[Document structure recognition data]
────

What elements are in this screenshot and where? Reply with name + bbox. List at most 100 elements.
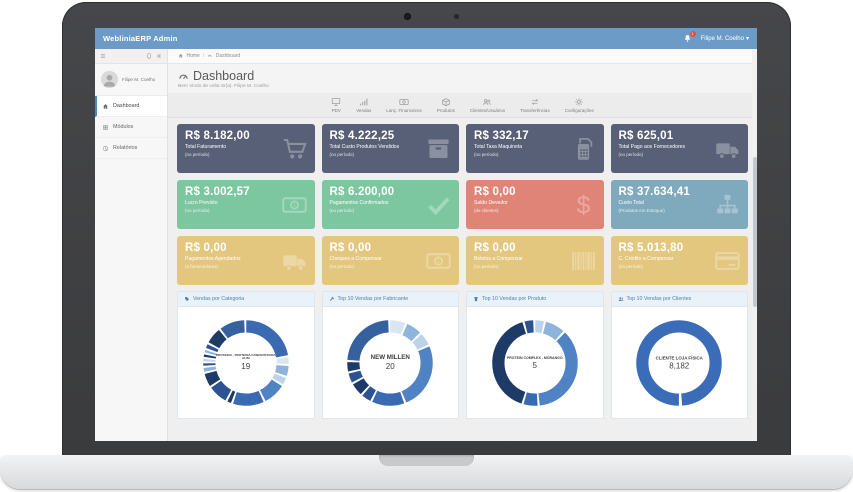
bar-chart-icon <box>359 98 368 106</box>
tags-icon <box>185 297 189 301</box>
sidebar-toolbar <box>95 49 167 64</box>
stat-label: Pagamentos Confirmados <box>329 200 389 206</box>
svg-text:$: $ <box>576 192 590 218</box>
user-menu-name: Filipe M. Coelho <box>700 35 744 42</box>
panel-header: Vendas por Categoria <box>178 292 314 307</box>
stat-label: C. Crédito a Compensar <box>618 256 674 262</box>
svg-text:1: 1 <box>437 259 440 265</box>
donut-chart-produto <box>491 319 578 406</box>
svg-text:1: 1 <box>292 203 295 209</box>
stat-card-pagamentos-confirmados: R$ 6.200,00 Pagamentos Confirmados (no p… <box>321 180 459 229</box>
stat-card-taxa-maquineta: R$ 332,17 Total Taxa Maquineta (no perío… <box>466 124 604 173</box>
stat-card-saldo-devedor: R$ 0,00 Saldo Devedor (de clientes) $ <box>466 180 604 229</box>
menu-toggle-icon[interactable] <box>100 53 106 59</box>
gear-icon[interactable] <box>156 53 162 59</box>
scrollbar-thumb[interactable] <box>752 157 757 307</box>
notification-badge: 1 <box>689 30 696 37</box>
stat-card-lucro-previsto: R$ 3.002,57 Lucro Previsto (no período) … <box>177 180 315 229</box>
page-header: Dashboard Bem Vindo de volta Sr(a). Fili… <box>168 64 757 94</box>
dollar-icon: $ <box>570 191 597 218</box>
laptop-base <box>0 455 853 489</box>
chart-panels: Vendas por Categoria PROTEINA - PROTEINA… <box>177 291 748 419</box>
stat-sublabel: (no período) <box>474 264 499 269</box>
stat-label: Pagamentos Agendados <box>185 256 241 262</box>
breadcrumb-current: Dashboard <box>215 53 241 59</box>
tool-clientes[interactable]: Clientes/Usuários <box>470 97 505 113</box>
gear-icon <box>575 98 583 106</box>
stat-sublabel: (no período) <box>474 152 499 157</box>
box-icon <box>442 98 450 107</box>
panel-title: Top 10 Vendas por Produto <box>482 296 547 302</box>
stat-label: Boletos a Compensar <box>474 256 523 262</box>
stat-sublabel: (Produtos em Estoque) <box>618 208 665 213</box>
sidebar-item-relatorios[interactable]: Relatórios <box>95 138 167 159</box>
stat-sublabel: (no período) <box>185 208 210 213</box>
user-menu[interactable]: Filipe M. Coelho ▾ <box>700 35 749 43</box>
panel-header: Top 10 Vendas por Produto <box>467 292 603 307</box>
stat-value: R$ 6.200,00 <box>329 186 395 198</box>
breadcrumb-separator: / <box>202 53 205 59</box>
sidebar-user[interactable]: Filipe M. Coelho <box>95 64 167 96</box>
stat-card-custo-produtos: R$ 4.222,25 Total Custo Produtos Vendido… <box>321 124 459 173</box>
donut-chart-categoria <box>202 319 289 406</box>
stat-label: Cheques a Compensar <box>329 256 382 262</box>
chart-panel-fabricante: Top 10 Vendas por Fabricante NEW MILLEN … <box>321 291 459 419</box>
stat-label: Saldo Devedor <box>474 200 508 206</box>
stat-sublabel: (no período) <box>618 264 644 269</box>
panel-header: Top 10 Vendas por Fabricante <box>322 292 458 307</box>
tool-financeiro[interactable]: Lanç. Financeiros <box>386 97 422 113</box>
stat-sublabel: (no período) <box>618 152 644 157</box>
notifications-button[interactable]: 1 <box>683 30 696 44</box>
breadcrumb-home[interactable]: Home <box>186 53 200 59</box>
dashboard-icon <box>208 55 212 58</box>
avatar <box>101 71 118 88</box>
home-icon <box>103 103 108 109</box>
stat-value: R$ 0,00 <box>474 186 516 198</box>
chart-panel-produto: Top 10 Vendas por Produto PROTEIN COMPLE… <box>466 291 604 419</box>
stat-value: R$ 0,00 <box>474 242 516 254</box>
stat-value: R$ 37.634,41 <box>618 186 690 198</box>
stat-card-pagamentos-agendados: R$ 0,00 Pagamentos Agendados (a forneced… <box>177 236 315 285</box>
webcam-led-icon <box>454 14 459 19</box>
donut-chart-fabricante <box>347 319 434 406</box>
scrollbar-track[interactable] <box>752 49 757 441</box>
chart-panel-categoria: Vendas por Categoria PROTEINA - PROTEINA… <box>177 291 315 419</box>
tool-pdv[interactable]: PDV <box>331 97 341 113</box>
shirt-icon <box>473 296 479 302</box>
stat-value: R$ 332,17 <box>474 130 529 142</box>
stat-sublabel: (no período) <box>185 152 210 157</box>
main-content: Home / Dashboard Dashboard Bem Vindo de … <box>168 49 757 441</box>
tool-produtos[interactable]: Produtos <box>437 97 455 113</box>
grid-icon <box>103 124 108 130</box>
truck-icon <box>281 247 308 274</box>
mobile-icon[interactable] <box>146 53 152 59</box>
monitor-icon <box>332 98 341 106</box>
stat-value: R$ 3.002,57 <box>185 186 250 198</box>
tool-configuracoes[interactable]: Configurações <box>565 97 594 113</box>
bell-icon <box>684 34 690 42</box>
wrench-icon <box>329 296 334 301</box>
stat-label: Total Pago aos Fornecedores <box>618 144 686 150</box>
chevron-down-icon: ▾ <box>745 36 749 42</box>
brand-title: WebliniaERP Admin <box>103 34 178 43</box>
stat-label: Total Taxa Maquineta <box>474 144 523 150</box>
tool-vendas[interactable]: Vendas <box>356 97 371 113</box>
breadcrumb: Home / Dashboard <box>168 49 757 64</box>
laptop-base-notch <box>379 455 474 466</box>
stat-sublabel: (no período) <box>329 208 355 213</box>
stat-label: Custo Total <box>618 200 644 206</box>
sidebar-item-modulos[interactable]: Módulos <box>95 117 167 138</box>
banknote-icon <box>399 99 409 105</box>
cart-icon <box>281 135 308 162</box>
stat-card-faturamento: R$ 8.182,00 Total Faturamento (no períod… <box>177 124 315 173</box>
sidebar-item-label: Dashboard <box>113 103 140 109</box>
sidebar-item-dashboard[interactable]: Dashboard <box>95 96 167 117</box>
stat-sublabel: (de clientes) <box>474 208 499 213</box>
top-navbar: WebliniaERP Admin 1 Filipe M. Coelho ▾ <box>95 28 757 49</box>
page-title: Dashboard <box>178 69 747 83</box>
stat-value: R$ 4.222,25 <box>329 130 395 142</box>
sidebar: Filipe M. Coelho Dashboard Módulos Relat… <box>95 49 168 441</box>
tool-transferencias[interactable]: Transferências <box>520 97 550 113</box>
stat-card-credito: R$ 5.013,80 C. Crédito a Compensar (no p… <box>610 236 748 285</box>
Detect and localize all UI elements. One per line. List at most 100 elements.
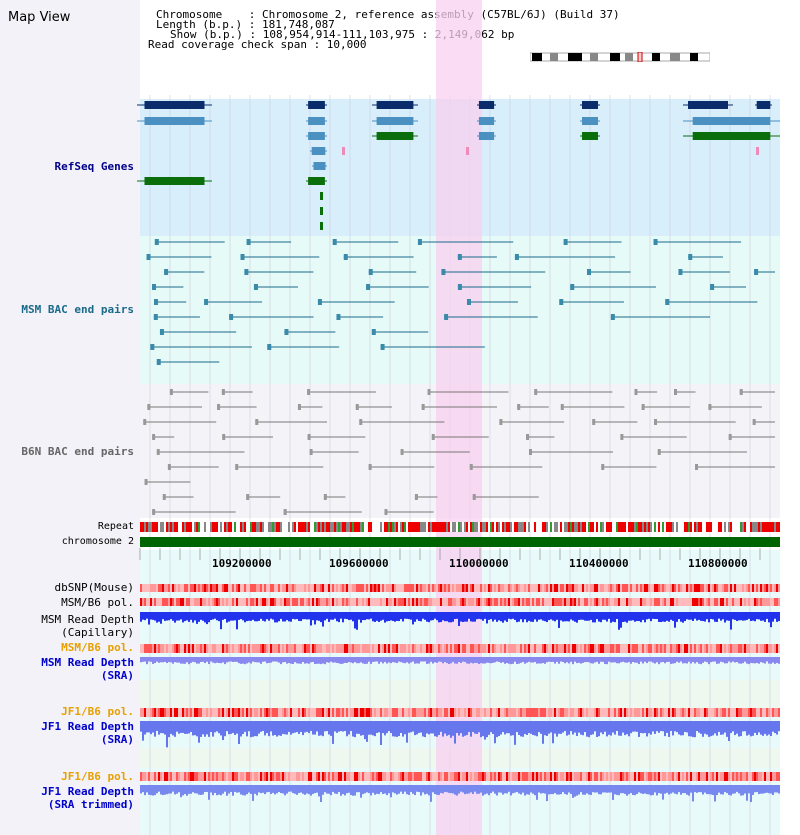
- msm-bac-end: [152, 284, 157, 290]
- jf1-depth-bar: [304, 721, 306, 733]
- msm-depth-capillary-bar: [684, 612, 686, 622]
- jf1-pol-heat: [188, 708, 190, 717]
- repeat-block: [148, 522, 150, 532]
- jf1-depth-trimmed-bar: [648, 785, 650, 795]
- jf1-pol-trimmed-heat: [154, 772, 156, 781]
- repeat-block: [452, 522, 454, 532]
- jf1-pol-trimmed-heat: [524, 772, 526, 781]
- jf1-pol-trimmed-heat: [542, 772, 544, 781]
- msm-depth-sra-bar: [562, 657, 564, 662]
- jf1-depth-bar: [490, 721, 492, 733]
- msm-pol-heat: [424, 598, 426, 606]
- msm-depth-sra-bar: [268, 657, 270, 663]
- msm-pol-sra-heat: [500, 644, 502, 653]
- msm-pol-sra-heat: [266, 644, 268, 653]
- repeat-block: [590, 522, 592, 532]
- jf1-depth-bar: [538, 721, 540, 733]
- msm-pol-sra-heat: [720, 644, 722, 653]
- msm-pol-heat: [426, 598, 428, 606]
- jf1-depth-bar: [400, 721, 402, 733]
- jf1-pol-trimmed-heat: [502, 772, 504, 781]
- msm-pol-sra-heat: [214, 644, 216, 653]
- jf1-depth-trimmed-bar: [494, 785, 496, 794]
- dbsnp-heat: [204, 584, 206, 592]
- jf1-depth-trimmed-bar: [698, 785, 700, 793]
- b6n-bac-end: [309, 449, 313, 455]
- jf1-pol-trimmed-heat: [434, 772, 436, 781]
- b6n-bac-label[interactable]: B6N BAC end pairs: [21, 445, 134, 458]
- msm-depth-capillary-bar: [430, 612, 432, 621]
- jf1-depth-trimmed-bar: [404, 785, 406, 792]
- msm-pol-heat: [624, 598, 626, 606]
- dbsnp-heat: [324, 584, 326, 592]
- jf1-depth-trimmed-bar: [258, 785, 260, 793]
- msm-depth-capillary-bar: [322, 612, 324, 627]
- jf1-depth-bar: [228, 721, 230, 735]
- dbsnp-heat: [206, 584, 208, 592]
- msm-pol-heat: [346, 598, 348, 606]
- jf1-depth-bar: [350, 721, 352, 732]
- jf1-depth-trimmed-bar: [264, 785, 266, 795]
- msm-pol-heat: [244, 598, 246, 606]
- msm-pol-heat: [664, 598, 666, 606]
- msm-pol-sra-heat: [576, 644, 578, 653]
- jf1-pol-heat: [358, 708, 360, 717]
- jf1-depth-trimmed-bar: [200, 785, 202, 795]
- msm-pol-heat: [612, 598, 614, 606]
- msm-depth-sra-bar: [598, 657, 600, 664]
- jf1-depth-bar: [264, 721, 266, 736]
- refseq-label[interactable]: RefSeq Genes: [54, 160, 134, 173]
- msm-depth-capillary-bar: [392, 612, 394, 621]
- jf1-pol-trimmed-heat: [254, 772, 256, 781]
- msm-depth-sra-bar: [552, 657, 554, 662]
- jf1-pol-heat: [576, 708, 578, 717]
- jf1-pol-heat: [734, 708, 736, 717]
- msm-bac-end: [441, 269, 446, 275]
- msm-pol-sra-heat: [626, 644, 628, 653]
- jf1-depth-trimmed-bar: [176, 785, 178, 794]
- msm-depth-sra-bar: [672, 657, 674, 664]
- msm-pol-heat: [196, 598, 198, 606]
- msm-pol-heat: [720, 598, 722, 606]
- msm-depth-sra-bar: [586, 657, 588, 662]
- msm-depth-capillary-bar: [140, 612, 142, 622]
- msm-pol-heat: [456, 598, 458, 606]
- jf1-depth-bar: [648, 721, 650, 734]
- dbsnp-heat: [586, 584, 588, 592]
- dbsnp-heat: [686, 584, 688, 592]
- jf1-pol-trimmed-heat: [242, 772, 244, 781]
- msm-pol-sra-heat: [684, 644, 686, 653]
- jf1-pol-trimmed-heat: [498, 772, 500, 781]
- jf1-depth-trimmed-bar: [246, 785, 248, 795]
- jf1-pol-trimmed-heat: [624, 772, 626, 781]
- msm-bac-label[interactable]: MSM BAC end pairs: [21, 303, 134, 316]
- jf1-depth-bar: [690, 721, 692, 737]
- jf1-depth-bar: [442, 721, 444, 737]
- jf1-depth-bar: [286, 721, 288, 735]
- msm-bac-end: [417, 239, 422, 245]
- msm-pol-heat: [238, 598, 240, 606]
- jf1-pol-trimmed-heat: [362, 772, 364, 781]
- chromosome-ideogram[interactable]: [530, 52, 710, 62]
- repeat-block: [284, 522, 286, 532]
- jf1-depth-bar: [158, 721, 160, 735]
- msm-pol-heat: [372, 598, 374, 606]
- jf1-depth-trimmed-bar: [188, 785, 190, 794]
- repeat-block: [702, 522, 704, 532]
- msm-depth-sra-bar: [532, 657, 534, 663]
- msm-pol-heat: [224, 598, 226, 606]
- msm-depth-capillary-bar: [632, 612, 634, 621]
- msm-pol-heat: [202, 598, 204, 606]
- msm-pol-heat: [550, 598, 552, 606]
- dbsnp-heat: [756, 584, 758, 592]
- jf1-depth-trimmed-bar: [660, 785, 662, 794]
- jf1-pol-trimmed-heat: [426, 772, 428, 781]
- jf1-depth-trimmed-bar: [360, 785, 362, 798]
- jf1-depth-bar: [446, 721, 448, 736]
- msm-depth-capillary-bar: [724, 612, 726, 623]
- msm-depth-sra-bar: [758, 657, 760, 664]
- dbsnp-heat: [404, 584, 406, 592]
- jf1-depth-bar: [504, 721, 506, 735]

────

- _Assignment_: Every line holding the word "user" should be copied out of the records above.

- _Result_:
user-menu-name: Filipe M. Coelho <box>700 35 744 42</box>
user-menu[interactable]: Filipe M. Coelho ▾ <box>700 35 749 43</box>
sidebar-user[interactable]: Filipe M. Coelho <box>95 64 167 96</box>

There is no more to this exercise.